#### Requirement
Look through the records that follow. Copy every line containing the word "flex".

begin

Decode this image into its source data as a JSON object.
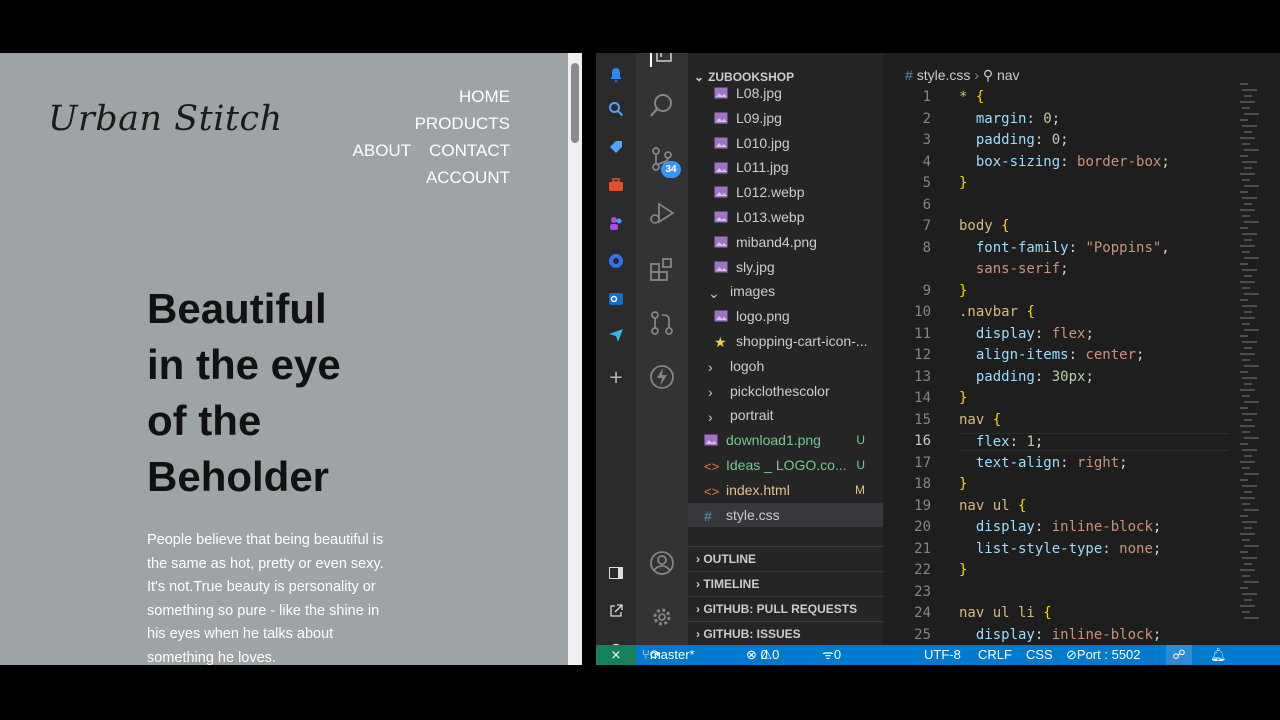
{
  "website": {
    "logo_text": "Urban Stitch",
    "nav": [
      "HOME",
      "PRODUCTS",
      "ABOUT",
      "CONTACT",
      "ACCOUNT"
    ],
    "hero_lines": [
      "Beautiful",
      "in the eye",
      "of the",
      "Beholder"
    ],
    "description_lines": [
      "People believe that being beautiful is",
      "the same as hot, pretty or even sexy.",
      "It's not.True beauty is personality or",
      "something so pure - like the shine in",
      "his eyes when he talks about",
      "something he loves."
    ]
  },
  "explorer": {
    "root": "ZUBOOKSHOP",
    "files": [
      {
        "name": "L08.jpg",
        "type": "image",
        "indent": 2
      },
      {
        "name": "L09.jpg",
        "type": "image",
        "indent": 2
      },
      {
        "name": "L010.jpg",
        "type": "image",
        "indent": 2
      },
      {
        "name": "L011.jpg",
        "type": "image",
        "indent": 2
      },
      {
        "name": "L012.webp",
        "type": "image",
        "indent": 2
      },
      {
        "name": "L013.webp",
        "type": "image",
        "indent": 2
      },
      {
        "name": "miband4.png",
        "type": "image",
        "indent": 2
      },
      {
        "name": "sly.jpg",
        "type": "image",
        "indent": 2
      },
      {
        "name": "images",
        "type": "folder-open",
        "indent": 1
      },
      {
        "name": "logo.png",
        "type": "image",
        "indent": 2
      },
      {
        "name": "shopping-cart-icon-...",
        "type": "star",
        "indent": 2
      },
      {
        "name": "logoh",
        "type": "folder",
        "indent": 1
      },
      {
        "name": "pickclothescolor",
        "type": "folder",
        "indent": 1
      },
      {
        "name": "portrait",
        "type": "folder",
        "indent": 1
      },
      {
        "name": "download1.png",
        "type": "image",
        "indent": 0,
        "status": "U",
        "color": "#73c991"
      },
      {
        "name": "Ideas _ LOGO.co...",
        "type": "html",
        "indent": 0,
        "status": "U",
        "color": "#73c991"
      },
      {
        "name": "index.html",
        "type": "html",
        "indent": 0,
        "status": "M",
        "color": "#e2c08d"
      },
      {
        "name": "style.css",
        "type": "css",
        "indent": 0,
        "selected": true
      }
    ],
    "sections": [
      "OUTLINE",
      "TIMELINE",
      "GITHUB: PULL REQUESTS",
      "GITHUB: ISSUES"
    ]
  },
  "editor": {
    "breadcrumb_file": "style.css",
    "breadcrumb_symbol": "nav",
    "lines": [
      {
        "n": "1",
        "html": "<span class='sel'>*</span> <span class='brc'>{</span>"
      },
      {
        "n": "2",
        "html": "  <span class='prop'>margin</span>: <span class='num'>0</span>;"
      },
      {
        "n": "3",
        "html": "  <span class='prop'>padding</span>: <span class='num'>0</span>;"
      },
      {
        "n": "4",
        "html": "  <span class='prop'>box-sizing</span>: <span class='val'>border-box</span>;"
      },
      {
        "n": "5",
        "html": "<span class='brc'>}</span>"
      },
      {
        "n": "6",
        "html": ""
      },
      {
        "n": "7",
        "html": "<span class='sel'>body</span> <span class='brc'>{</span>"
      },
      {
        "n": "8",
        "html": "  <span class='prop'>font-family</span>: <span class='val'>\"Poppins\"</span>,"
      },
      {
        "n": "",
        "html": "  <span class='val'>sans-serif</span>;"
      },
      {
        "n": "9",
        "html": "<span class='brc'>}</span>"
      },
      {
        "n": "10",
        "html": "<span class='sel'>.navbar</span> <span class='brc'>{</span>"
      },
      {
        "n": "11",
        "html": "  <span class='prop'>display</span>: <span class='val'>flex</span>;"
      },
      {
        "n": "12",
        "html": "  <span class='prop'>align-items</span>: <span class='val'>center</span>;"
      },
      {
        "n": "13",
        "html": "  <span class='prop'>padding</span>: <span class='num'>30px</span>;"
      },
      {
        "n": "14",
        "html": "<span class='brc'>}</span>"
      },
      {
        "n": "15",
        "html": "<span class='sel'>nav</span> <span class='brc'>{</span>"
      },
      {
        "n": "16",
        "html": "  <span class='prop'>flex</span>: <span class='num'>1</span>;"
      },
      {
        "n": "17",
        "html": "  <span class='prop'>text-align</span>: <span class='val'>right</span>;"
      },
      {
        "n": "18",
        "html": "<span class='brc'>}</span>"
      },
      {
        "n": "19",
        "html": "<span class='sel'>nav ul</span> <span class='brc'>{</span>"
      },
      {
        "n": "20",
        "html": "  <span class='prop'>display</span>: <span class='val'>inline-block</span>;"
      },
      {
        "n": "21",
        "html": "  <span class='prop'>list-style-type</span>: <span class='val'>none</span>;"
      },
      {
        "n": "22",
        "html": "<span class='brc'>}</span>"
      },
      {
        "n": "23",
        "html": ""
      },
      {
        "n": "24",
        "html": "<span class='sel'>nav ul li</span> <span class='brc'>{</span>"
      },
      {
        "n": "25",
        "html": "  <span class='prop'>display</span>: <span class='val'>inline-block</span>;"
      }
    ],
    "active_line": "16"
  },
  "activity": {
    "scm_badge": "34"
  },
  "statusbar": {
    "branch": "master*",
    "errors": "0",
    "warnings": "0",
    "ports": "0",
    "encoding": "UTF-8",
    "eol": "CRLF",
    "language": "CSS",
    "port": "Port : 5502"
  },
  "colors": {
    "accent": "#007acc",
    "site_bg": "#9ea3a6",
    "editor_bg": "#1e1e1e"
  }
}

end

#### Solution
        "html": "  <span class='prop'>display</span>: <span class='val'>flex</span>;"
        "html": "  <span class='prop'>flex</span>: <span class='num'>1</span>;"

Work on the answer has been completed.